**SHORT TASK**
Where the line containing "Transcribe this image's" appears, begin retyping; continue exactly through the final line of the data. Omit every picture.

[begin SUPPLIED DATA]

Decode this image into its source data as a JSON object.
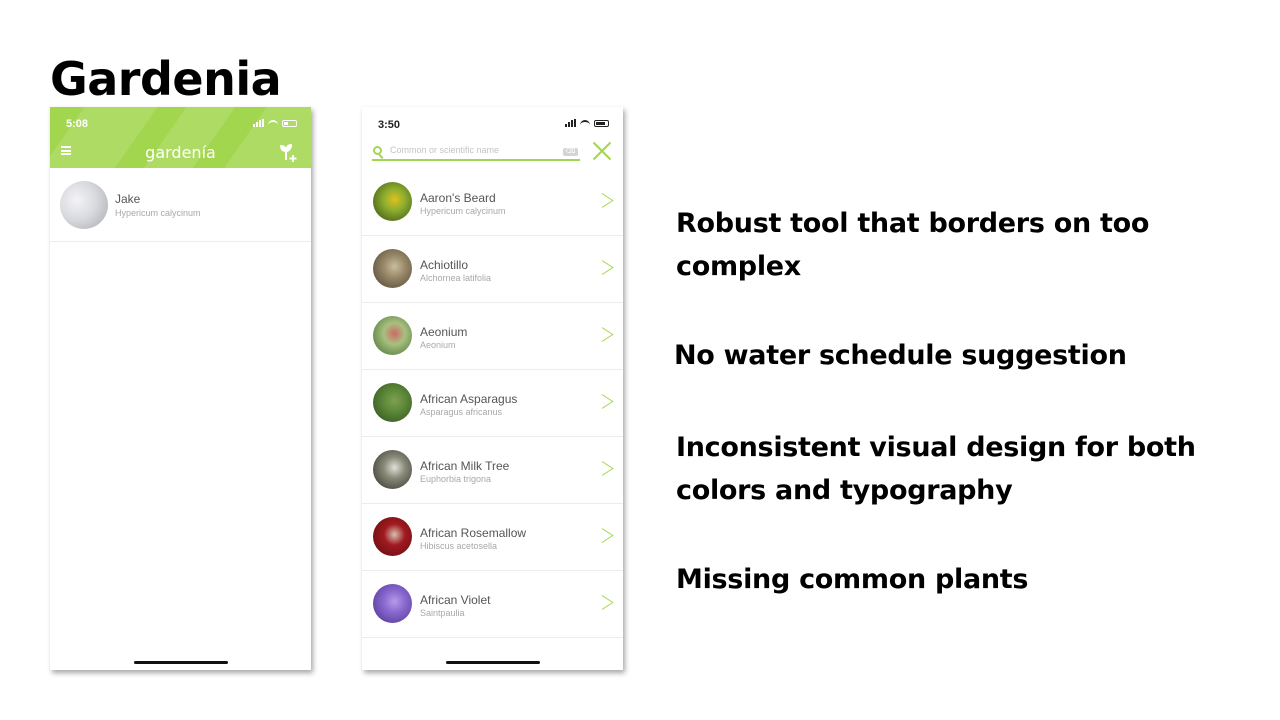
{
  "slide": {
    "title": "Gardenia"
  },
  "phone1": {
    "status_time": "5:08",
    "brand": "gardenía",
    "my_plants": [
      {
        "name": "Jake",
        "scientific": "Hypericum calycinum"
      }
    ]
  },
  "phone2": {
    "status_time": "3:50",
    "search": {
      "placeholder": "Common or scientific name",
      "clear_label": "⌫"
    },
    "plants": [
      {
        "name": "Aaron's Beard",
        "scientific": "Hypericum calycinum",
        "colors": [
          "#2e4a14",
          "#8fae2e",
          "#e0c020"
        ]
      },
      {
        "name": "Achiotillo",
        "scientific": "Alchornea latifolia",
        "colors": [
          "#4a3e30",
          "#9a8a6a",
          "#c8bea0"
        ]
      },
      {
        "name": "Aeonium",
        "scientific": "Aeonium",
        "colors": [
          "#3e6a30",
          "#a8c080",
          "#d06868"
        ]
      },
      {
        "name": "African Asparagus",
        "scientific": "Asparagus africanus",
        "colors": [
          "#2e4a1c",
          "#5e8a3a",
          "#7ea050"
        ]
      },
      {
        "name": "African Milk Tree",
        "scientific": "Euphorbia trigona",
        "colors": [
          "#2a2a22",
          "#8a8a7a",
          "#e0e0d8"
        ]
      },
      {
        "name": "African Rosemallow",
        "scientific": "Hibiscus acetosella",
        "colors": [
          "#5a0a10",
          "#a01a20",
          "#d8c0b0"
        ]
      },
      {
        "name": "African Violet",
        "scientific": "Saintpaulia",
        "colors": [
          "#4a2e8a",
          "#8a6ad0",
          "#b89ae8"
        ]
      }
    ]
  },
  "bullets": [
    {
      "line1": "Robust tool that borders on too",
      "line2": "complex"
    },
    {
      "line1": "No water schedule suggestion",
      "line2": ""
    },
    {
      "line1": "Inconsistent visual design for both",
      "line2": "colors and typography"
    },
    {
      "line1": "Missing common plants",
      "line2": ""
    }
  ],
  "colors": {
    "accent_green": "#a2d64e"
  }
}
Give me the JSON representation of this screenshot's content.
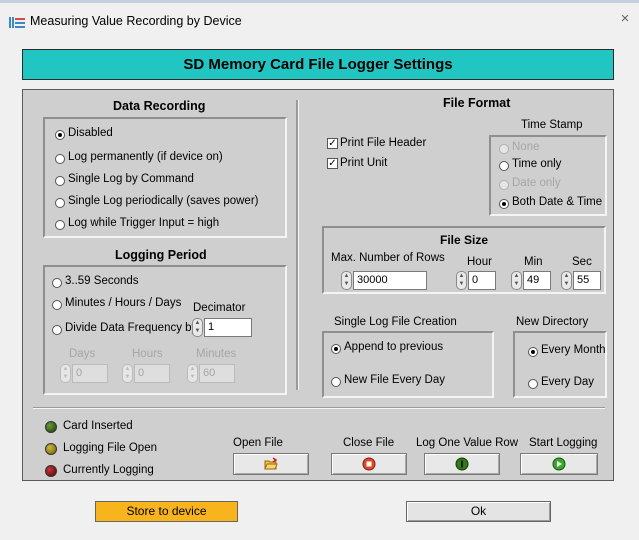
{
  "window": {
    "title": "Measuring Value Recording by Device",
    "close_glyph": "×"
  },
  "banner": {
    "title": "SD Memory Card File Logger Settings"
  },
  "data_recording": {
    "title": "Data Recording",
    "options": [
      "Disabled",
      "Log permanently (if device on)",
      "Single Log by Command",
      "Single Log periodically (saves power)",
      "Log while Trigger Input = high"
    ],
    "selected": "Disabled"
  },
  "logging_period": {
    "title": "Logging Period",
    "options": [
      "3..59 Seconds",
      "Minutes / Hours / Days",
      "Divide Data Frequency by"
    ],
    "decimator_label": "Decimator",
    "decimator_value": "1",
    "days_label": "Days",
    "days_value": "0",
    "hours_label": "Hours",
    "hours_value": "0",
    "minutes_label": "Minutes",
    "minutes_value": "60"
  },
  "file_format": {
    "title": "File Format",
    "print_file_header": "Print File Header",
    "print_unit": "Print Unit",
    "print_file_header_checked": true,
    "print_unit_checked": true,
    "time_stamp": {
      "title": "Time Stamp",
      "options": [
        "None",
        "Time only",
        "Date only",
        "Both Date & Time"
      ],
      "selected": "Both Date & Time"
    }
  },
  "file_size": {
    "title": "File Size",
    "max_rows_label": "Max. Number of Rows",
    "max_rows_value": "30000",
    "hour_label": "Hour",
    "hour_value": "0",
    "min_label": "Min",
    "min_value": "49",
    "sec_label": "Sec",
    "sec_value": "55"
  },
  "single_log": {
    "title": "Single Log File Creation",
    "options": [
      "Append to previous",
      "New File Every Day"
    ],
    "selected": "Append to previous"
  },
  "new_directory": {
    "title": "New Directory",
    "options": [
      "Every Month",
      "Every Day"
    ],
    "selected": "Every Month"
  },
  "status": {
    "card_inserted": "Card Inserted",
    "logging_file_open": "Logging File Open",
    "currently_logging": "Currently Logging",
    "colors": {
      "card": "#2f5a16",
      "file": "#8c7a14",
      "logging": "#7a1010"
    }
  },
  "actions": {
    "open_file": "Open File",
    "close_file": "Close File",
    "log_one_value_row": "Log One Value Row",
    "start_logging": "Start Logging"
  },
  "footer": {
    "store_to_device": "Store to device",
    "ok": "Ok",
    "store_color": "#f7b41c"
  },
  "colors": {
    "banner": "#21c6c3",
    "panel": "#cfcfcf"
  }
}
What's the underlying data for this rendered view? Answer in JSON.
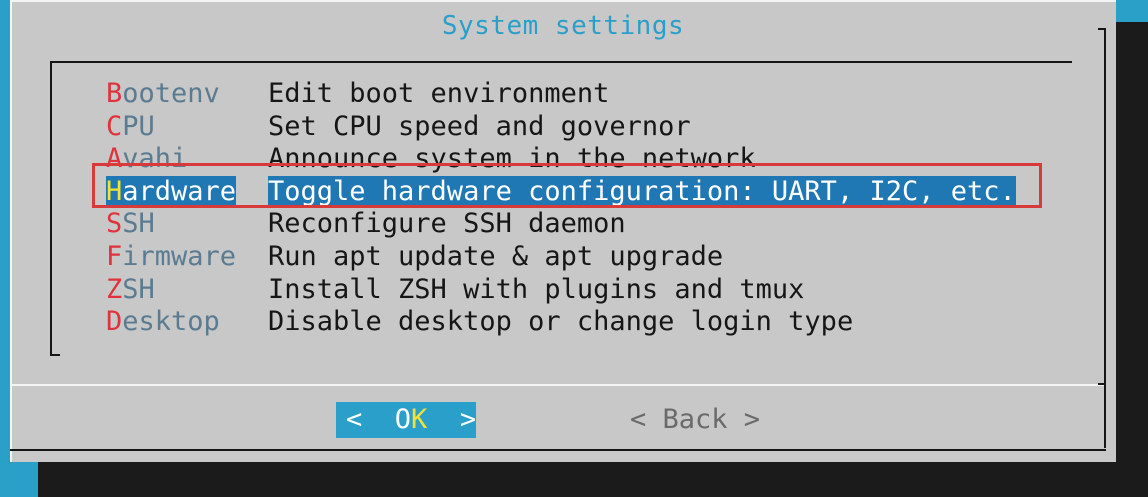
{
  "dialog": {
    "title": "System settings"
  },
  "menu": {
    "items": [
      {
        "hot": "B",
        "rest": "ootenv",
        "desc": "Edit boot environment"
      },
      {
        "hot": "C",
        "rest": "PU",
        "desc": "Set CPU speed and governor"
      },
      {
        "hot": "A",
        "rest": "vahi",
        "desc": "Announce system in the network"
      },
      {
        "hot": "H",
        "rest": "ardware",
        "desc": "Toggle hardware configuration: UART, I2C, etc."
      },
      {
        "hot": "S",
        "rest": "SH",
        "desc": "Reconfigure SSH daemon"
      },
      {
        "hot": "F",
        "rest": "irmware",
        "desc": "Run apt update & apt upgrade"
      },
      {
        "hot": "Z",
        "rest": "SH",
        "desc": "Install ZSH with plugins and tmux"
      },
      {
        "hot": "D",
        "rest": "esktop",
        "desc": "Disable desktop or change login type"
      }
    ],
    "selected_index": 3
  },
  "buttons": {
    "ok": {
      "left": "<  ",
      "hot_pre": "O",
      "hot": "K",
      "right": "  >"
    },
    "back": {
      "label": "< Back >"
    }
  },
  "colors": {
    "terminal_background": "#2aa0c8",
    "dialog_background": "#c8c8c8",
    "hotkey": "#e0323a",
    "tag_text": "#5b7b92",
    "selection_background": "#1f78b4",
    "selection_hotkey": "#f2e234",
    "annotation_box": "#d83a3a"
  }
}
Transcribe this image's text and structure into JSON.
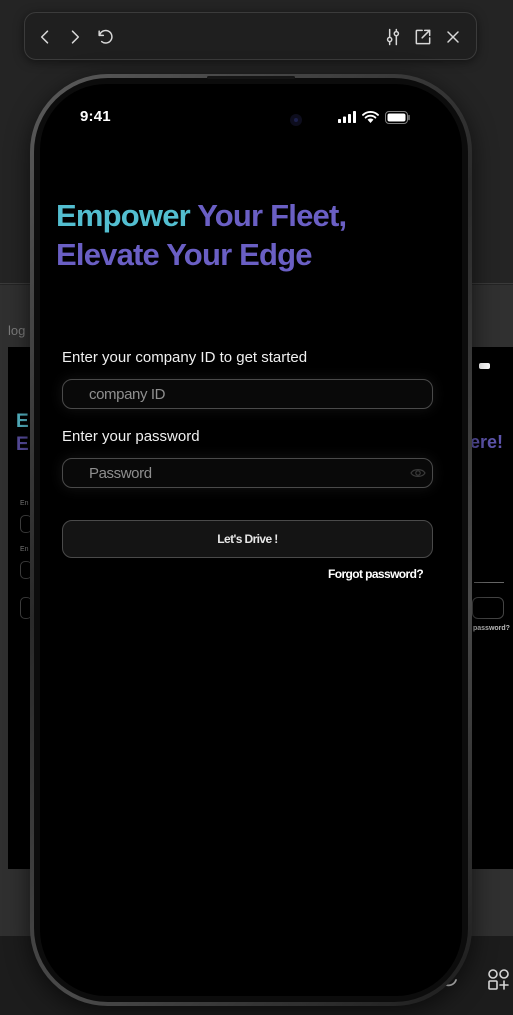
{
  "toolbar": {
    "back_icon": "chevron-left-icon",
    "forward_icon": "chevron-right-icon",
    "reload_icon": "undo-icon",
    "adjust_icon": "sliders-icon",
    "open_external_icon": "external-link-icon",
    "close_icon": "close-icon"
  },
  "background": {
    "frame_label": "log",
    "ghost_headline_line1": "E",
    "ghost_headline_line2": "E",
    "ghost_right_text": "ere!",
    "ghost_forgot_text": "password?",
    "ghost_small_1": "En",
    "ghost_small_2": "En"
  },
  "status_bar": {
    "time": "9:41",
    "icons": [
      "cellular-signal-icon",
      "wifi-icon",
      "battery-icon"
    ]
  },
  "login": {
    "headline_accent": "Empower",
    "headline_rest_line1": " Your Fleet,",
    "headline_line2": "Elevate Your Edge",
    "company_id_label": "Enter your company ID to get started",
    "company_id_placeholder": "company ID",
    "company_id_value": "",
    "password_label": "Enter your password",
    "password_placeholder": "Password",
    "password_value": "",
    "submit_label": "Let's Drive !",
    "forgot_label": "Forgot password?"
  },
  "colors": {
    "accent_teal": "#53bed0",
    "accent_purple": "#6a5fc4",
    "screen_bg": "#000000"
  }
}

[end SUPPLIED DATA]

**THE SOLUTION**
Transcribe this image's text and structure into JSON.
{
  "toolbar": {
    "back_icon": "chevron-left-icon",
    "forward_icon": "chevron-right-icon",
    "reload_icon": "undo-icon",
    "adjust_icon": "sliders-icon",
    "open_external_icon": "external-link-icon",
    "close_icon": "close-icon"
  },
  "background": {
    "frame_label": "log",
    "ghost_headline_line1": "E",
    "ghost_headline_line2": "E",
    "ghost_right_text": "ere!",
    "ghost_forgot_text": "password?",
    "ghost_small_1": "En",
    "ghost_small_2": "En"
  },
  "status_bar": {
    "time": "9:41",
    "icons": [
      "cellular-signal-icon",
      "wifi-icon",
      "battery-icon"
    ]
  },
  "login": {
    "headline_accent": "Empower",
    "headline_rest_line1": " Your Fleet,",
    "headline_line2": "Elevate Your Edge",
    "company_id_label": "Enter your company ID to get started",
    "company_id_placeholder": "company ID",
    "company_id_value": "",
    "password_label": "Enter your password",
    "password_placeholder": "Password",
    "password_value": "",
    "submit_label": "Let's Drive !",
    "forgot_label": "Forgot password?"
  },
  "colors": {
    "accent_teal": "#53bed0",
    "accent_purple": "#6a5fc4",
    "screen_bg": "#000000"
  }
}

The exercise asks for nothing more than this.